WHAT THE TASK ASKS »
Would you quote the material below in full and unchanged?

___ STORED DATA

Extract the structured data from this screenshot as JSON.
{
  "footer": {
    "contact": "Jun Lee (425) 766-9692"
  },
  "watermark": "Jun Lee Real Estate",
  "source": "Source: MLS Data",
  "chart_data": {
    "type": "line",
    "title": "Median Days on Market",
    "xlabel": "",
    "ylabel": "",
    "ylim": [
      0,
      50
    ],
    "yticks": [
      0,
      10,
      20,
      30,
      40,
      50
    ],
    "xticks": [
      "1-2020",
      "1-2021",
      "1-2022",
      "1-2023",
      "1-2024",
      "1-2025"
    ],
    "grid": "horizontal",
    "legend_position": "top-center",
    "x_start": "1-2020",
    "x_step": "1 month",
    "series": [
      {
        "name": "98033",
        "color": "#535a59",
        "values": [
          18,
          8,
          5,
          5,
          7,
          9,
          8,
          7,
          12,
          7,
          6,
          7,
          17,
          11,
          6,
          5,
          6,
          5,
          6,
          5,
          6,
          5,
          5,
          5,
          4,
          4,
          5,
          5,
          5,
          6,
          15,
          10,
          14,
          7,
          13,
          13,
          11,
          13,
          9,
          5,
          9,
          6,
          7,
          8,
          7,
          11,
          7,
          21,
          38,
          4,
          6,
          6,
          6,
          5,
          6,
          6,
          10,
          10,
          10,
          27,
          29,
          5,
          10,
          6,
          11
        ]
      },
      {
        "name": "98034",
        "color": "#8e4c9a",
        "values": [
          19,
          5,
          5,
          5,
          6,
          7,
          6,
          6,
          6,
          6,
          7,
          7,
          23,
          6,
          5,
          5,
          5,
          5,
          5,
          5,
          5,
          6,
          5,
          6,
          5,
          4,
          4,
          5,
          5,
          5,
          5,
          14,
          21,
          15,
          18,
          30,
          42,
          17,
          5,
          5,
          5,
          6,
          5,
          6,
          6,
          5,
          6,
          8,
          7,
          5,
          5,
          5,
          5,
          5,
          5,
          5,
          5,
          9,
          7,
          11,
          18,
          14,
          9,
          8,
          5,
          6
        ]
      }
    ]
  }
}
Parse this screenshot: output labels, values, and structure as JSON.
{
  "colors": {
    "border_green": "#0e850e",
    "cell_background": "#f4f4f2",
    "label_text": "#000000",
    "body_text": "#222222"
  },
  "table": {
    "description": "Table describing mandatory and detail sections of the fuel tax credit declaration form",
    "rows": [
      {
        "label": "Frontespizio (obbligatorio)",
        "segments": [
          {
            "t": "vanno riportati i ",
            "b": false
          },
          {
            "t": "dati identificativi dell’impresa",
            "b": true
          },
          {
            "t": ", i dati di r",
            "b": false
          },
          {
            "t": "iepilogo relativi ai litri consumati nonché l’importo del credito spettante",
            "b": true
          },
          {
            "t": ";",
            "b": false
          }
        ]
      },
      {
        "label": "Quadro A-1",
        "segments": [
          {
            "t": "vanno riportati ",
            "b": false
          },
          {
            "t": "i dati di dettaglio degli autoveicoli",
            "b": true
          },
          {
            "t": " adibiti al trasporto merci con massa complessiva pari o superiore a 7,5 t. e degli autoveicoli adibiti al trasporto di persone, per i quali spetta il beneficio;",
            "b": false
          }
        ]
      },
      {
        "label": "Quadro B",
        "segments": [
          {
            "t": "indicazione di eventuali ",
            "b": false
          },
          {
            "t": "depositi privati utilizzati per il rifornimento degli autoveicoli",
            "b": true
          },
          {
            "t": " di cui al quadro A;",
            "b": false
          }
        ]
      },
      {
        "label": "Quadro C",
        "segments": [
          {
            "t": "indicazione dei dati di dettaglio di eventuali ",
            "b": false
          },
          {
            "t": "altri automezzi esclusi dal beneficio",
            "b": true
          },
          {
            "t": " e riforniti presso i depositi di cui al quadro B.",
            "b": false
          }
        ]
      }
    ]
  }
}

______

SOLUTION FOR THIS TASK »
Extract the structured data from this screenshot as JSON.
{
  "footer": {
    "contact": "Jun Lee (425) 766-9692"
  },
  "watermark": "Jun Lee Real Estate",
  "source": "Source: MLS Data",
  "chart_data": {
    "type": "line",
    "title": "Median Days on Market",
    "xlabel": "",
    "ylabel": "",
    "ylim": [
      0,
      50
    ],
    "yticks": [
      0,
      10,
      20,
      30,
      40,
      50
    ],
    "xticks": [
      "1-2020",
      "1-2021",
      "1-2022",
      "1-2023",
      "1-2024",
      "1-2025"
    ],
    "grid": "horizontal",
    "legend_position": "top-center",
    "x_start": "1-2020",
    "x_step": "1 month",
    "series": [
      {
        "name": "98033",
        "color": "#535a59",
        "values": [
          18,
          8,
          5,
          5,
          7,
          9,
          8,
          7,
          12,
          7,
          6,
          7,
          17,
          11,
          6,
          5,
          6,
          5,
          6,
          5,
          6,
          5,
          5,
          5,
          4,
          4,
          5,
          5,
          5,
          6,
          15,
          10,
          14,
          7,
          13,
          13,
          11,
          13,
          9,
          5,
          9,
          6,
          7,
          8,
          7,
          11,
          7,
          21,
          38,
          4,
          6,
          6,
          6,
          5,
          6,
          6,
          10,
          10,
          10,
          27,
          29,
          5,
          10,
          6,
          11
        ]
      },
      {
        "name": "98034",
        "color": "#8e4c9a",
        "values": [
          19,
          5,
          5,
          5,
          6,
          7,
          6,
          6,
          6,
          6,
          7,
          7,
          23,
          6,
          5,
          5,
          5,
          5,
          5,
          5,
          5,
          6,
          5,
          6,
          5,
          4,
          4,
          5,
          5,
          5,
          5,
          14,
          21,
          15,
          18,
          30,
          42,
          17,
          5,
          5,
          5,
          6,
          5,
          6,
          6,
          5,
          6,
          8,
          7,
          5,
          5,
          5,
          5,
          5,
          5,
          5,
          5,
          9,
          7,
          11,
          18,
          14,
          9,
          8,
          5,
          6
        ]
      }
    ]
  }
}
Parse this screenshot: output labels, values, and structure as JSON.
{
  "colors": {
    "border_green": "#0e850e",
    "cell_background": "#f4f4f2",
    "label_text": "#000000",
    "body_text": "#222222"
  },
  "table": {
    "description": "Table describing mandatory and detail sections of the fuel tax credit declaration form",
    "rows": [
      {
        "label": "Frontespizio (obbligatorio)",
        "segments": [
          {
            "t": "vanno riportati i ",
            "b": false
          },
          {
            "t": "dati identificativi dell’impresa",
            "b": true
          },
          {
            "t": ", i dati di r",
            "b": false
          },
          {
            "t": "iepilogo relativi ai litri consumati nonché l’importo del credito spettante",
            "b": true
          },
          {
            "t": ";",
            "b": false
          }
        ]
      },
      {
        "label": "Quadro A-1",
        "segments": [
          {
            "t": "vanno riportati ",
            "b": false
          },
          {
            "t": "i dati di dettaglio degli autoveicoli",
            "b": true
          },
          {
            "t": " adibiti al trasporto merci con massa complessiva pari o superiore a 7,5 t. e degli autoveicoli adibiti al trasporto di persone, per i quali spetta il beneficio;",
            "b": false
          }
        ]
      },
      {
        "label": "Quadro B",
        "segments": [
          {
            "t": "indicazione di eventuali ",
            "b": false
          },
          {
            "t": "depositi privati utilizzati per il rifornimento degli autoveicoli",
            "b": true
          },
          {
            "t": " di cui al quadro A;",
            "b": false
          }
        ]
      },
      {
        "label": "Quadro C",
        "segments": [
          {
            "t": "indicazione dei dati di dettaglio di eventuali ",
            "b": false
          },
          {
            "t": "altri automezzi esclusi dal beneficio",
            "b": true
          },
          {
            "t": " e riforniti presso i depositi di cui al quadro B.",
            "b": false
          }
        ]
      }
    ]
  }
}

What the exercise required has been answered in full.